## Items from a data source
START

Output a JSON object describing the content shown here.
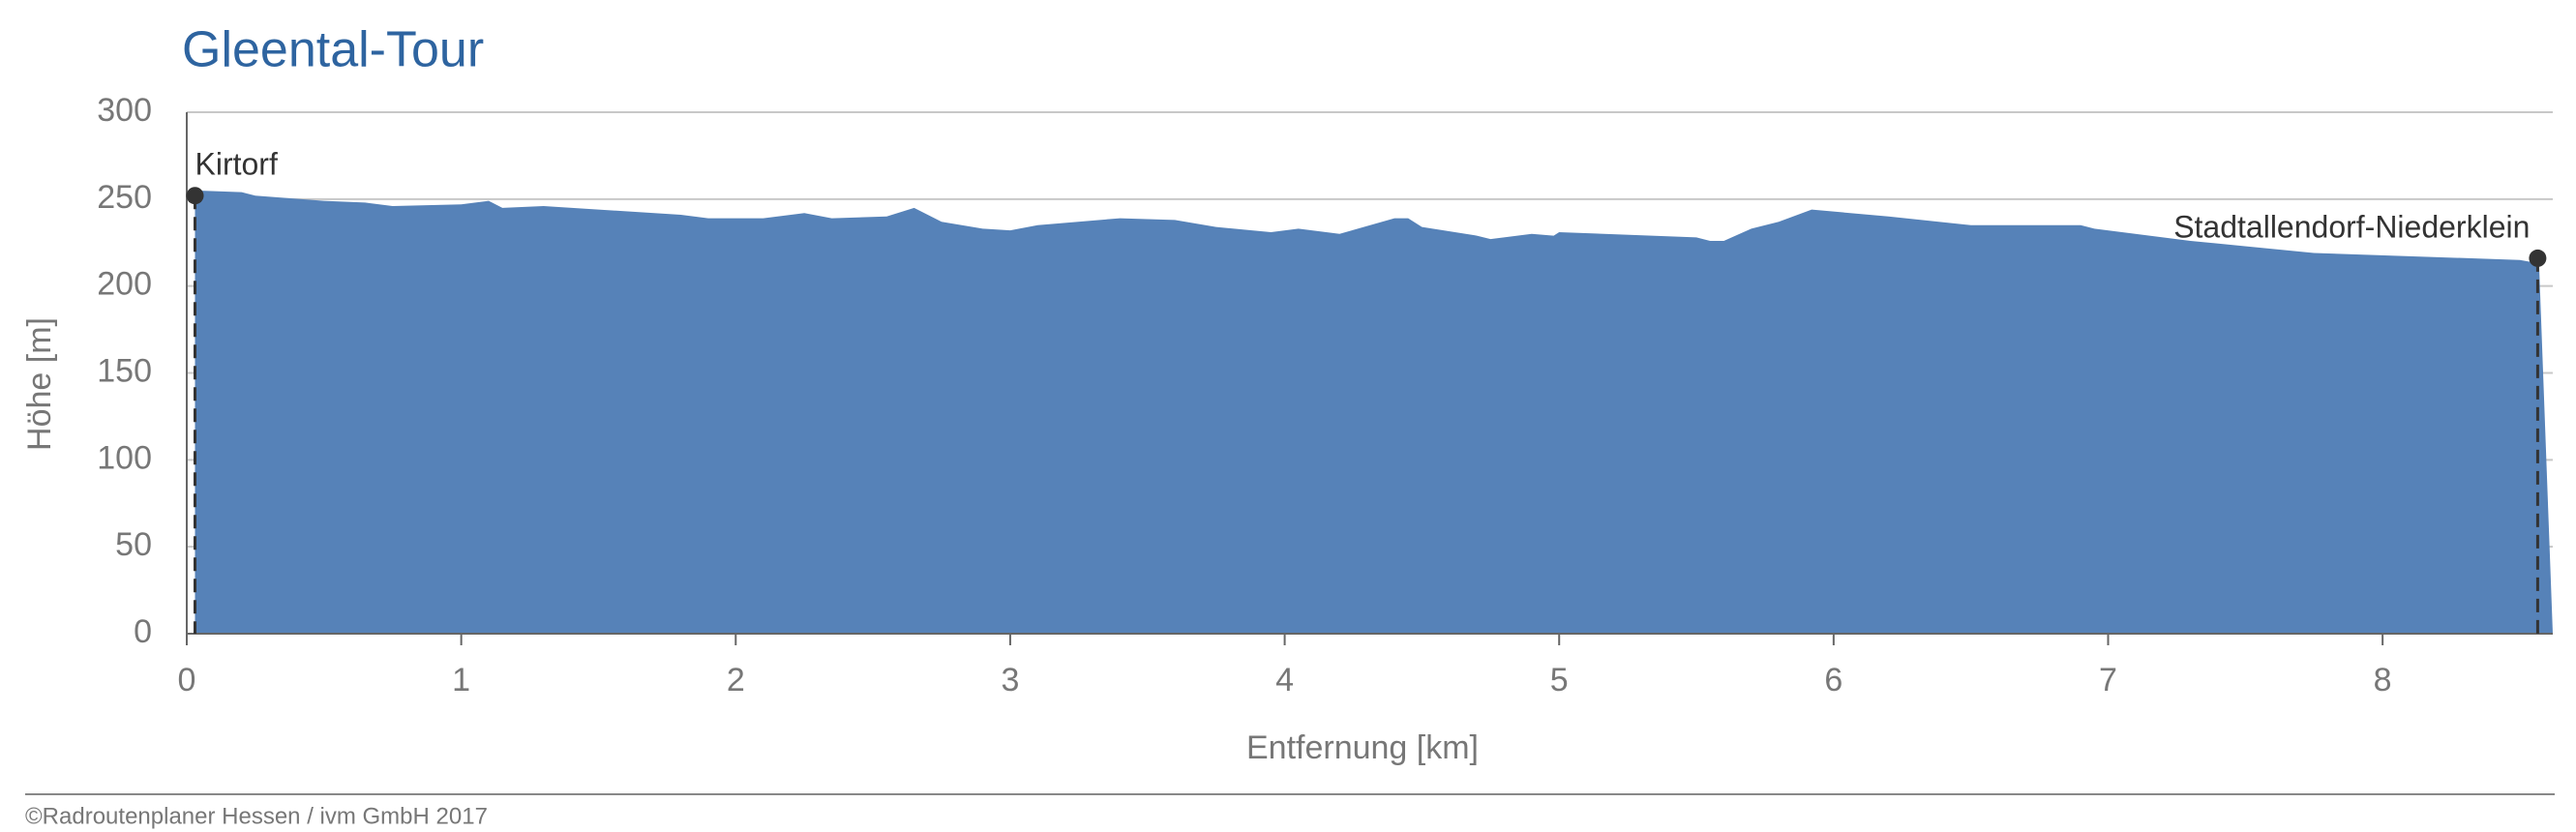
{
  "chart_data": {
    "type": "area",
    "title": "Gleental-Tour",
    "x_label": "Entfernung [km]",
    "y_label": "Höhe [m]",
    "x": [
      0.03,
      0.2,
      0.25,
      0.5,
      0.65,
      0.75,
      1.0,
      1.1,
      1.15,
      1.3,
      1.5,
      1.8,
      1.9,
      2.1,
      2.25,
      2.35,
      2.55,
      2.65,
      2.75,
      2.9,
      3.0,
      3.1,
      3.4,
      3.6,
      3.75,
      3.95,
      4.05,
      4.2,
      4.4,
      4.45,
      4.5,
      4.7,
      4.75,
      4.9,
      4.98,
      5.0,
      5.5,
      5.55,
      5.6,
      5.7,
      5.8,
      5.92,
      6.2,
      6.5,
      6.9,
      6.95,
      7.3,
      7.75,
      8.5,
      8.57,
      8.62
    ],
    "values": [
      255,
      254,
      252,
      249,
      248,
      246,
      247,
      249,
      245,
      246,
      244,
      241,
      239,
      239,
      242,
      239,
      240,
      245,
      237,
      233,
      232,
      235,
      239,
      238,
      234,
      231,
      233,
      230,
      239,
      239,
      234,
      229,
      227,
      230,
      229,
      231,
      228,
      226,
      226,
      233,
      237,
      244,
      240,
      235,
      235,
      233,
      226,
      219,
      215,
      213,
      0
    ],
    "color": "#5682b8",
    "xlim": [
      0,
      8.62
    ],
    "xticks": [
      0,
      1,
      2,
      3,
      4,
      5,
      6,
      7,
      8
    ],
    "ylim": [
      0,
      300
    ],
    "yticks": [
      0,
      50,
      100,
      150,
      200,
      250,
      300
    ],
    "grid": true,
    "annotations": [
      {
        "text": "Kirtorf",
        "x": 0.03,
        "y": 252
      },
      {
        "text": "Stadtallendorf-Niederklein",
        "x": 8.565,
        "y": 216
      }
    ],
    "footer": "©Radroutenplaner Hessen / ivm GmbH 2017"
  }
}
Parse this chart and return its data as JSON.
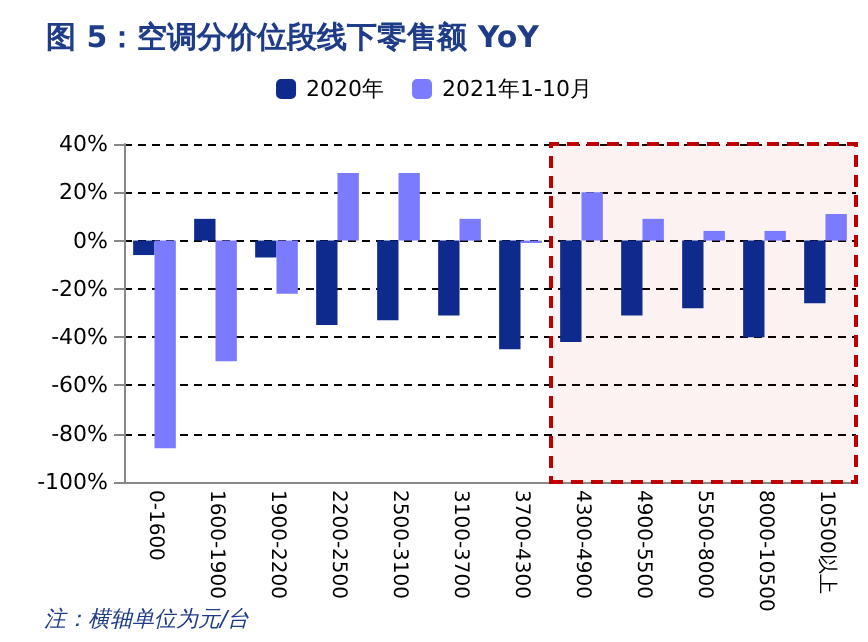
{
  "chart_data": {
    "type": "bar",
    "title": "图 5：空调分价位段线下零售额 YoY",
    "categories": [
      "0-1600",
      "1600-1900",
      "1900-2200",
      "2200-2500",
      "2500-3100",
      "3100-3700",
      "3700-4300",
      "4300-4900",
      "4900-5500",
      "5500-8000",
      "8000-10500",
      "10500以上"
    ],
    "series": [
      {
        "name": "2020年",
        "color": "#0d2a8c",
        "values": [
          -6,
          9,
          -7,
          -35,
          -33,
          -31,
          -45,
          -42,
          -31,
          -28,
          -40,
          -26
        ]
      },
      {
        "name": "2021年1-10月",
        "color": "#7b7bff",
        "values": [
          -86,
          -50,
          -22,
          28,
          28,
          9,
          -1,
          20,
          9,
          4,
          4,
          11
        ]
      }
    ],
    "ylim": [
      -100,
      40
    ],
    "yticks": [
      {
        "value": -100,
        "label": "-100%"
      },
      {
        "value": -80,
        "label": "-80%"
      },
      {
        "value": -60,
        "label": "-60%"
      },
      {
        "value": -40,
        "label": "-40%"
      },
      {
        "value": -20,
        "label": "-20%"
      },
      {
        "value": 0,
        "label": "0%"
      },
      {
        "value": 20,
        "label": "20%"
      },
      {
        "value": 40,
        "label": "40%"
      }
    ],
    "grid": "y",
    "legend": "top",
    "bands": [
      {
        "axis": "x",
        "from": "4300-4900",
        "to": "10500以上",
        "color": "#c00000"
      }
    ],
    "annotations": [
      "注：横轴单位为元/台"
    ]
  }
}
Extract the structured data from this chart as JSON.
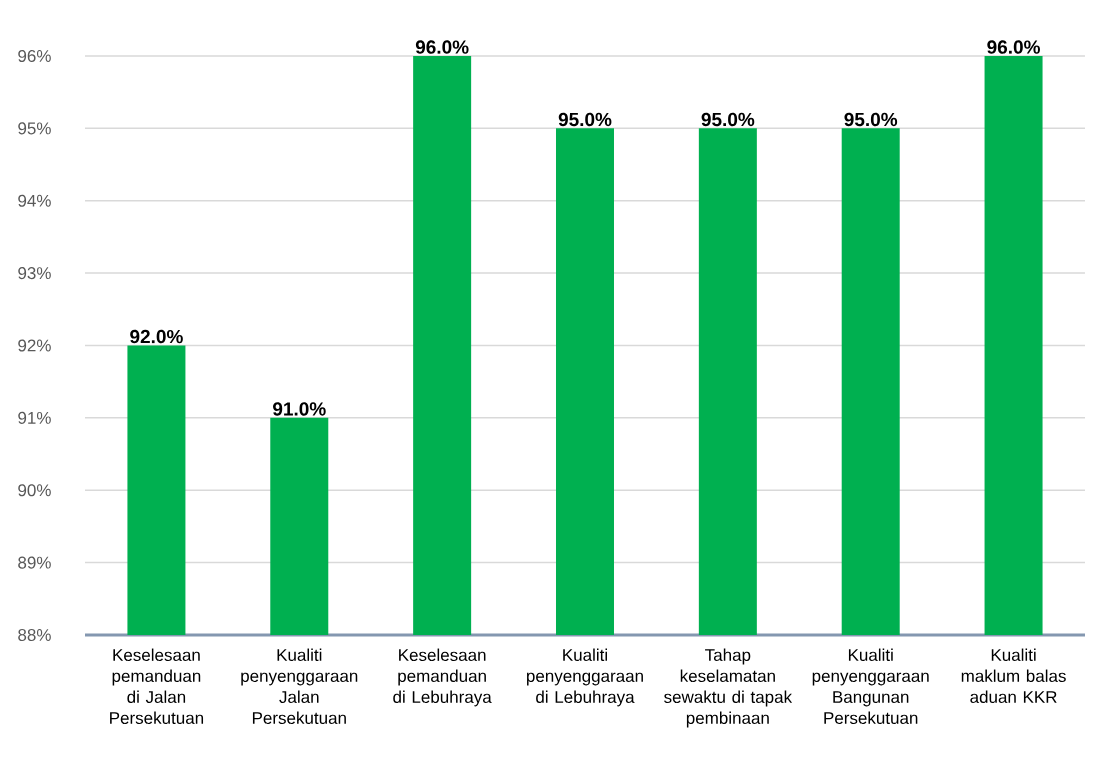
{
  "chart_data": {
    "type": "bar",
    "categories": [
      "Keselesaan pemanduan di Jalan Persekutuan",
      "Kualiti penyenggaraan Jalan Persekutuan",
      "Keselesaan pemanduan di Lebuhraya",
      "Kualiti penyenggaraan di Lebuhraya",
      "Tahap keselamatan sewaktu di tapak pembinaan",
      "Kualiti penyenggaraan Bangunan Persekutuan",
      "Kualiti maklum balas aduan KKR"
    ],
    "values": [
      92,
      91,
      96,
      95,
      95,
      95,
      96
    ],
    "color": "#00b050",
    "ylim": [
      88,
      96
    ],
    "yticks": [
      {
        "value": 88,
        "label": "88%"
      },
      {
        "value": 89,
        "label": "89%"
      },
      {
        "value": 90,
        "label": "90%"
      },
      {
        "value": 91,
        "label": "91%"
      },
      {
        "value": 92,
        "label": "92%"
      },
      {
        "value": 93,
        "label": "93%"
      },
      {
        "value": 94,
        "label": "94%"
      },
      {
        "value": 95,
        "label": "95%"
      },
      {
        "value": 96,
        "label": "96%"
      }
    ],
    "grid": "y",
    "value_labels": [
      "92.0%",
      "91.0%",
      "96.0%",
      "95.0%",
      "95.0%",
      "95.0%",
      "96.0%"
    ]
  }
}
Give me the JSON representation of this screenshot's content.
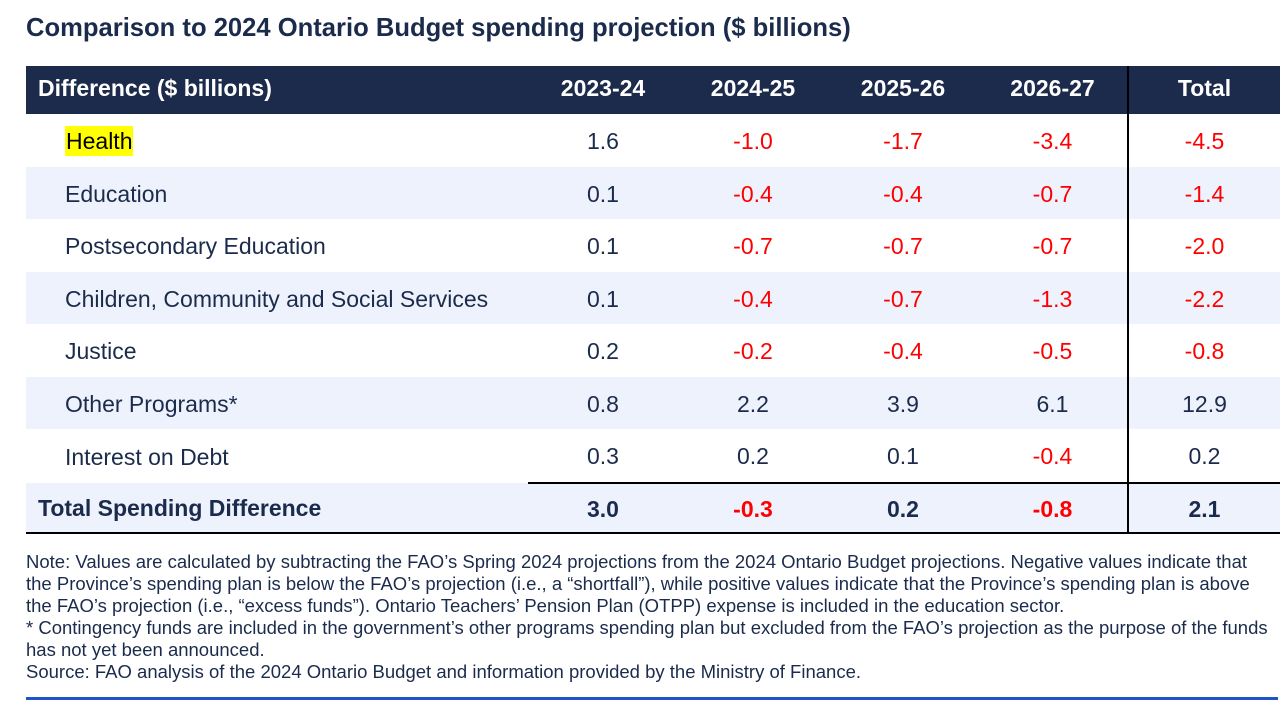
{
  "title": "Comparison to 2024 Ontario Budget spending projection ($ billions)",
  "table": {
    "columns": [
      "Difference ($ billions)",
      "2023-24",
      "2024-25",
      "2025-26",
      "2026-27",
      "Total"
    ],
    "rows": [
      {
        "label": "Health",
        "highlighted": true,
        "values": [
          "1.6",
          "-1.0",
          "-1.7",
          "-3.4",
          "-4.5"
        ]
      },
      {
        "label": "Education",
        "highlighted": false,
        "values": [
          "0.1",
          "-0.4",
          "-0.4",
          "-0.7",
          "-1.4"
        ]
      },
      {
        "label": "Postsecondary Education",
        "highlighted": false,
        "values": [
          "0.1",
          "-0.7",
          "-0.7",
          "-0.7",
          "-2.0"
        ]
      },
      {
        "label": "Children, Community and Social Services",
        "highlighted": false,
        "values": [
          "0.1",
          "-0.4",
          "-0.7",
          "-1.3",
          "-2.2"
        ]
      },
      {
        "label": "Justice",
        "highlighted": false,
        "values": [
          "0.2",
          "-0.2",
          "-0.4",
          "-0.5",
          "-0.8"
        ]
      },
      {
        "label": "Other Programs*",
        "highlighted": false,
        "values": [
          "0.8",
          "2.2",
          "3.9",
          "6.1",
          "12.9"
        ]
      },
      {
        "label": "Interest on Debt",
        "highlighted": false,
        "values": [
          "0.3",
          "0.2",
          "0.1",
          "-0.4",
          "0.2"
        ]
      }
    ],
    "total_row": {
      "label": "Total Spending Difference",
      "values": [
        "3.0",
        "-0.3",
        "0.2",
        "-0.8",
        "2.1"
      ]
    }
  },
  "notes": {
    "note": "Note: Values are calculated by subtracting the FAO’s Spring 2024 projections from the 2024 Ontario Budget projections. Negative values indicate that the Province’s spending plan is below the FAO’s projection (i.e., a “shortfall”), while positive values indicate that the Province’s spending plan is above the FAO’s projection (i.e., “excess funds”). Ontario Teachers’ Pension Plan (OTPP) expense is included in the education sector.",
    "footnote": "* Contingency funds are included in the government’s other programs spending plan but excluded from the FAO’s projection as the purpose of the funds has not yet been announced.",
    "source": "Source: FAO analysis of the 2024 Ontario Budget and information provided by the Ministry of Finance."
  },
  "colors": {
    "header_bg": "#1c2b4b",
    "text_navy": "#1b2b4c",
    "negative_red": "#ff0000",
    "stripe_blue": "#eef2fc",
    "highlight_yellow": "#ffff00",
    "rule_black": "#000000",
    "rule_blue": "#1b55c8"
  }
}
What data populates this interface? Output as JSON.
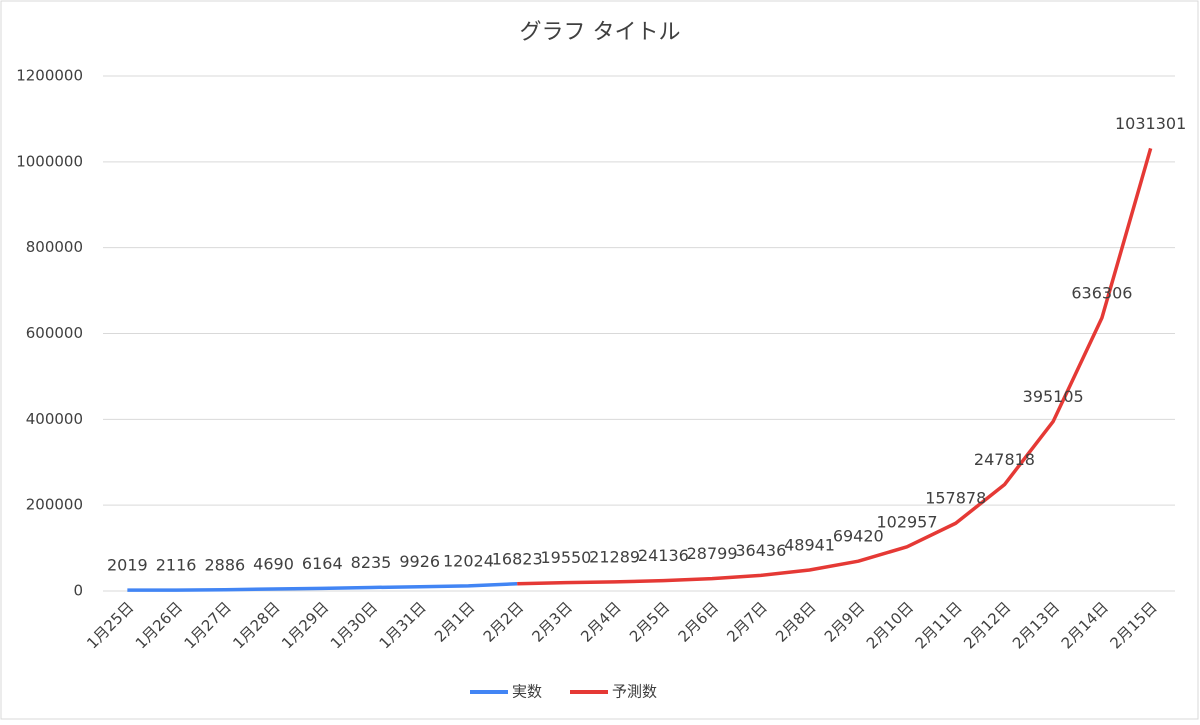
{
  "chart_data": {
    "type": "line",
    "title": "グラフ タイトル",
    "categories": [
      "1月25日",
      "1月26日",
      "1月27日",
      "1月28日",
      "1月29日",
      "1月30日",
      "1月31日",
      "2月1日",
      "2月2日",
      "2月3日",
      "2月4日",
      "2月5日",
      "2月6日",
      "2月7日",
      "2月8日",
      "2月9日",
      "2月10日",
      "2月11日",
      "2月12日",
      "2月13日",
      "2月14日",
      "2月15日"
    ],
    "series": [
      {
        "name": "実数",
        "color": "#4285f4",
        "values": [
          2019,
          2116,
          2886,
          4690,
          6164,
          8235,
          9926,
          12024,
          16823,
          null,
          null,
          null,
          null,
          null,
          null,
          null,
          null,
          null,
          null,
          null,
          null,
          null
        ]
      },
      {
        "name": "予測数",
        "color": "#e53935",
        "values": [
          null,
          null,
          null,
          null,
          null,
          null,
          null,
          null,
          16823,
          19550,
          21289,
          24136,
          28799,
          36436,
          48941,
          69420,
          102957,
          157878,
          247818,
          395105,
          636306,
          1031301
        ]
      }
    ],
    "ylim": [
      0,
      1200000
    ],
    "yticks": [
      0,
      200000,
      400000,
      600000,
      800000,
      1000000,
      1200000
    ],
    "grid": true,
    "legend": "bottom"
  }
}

END

## SET PROBLEM
Extract every line that has the string "Jalan" in it.

## EXERCISE ANSWER
      "Keselesaan pemanduan di Jalan Persekutuan",
      "Kualiti penyenggaraan Jalan Persekutuan",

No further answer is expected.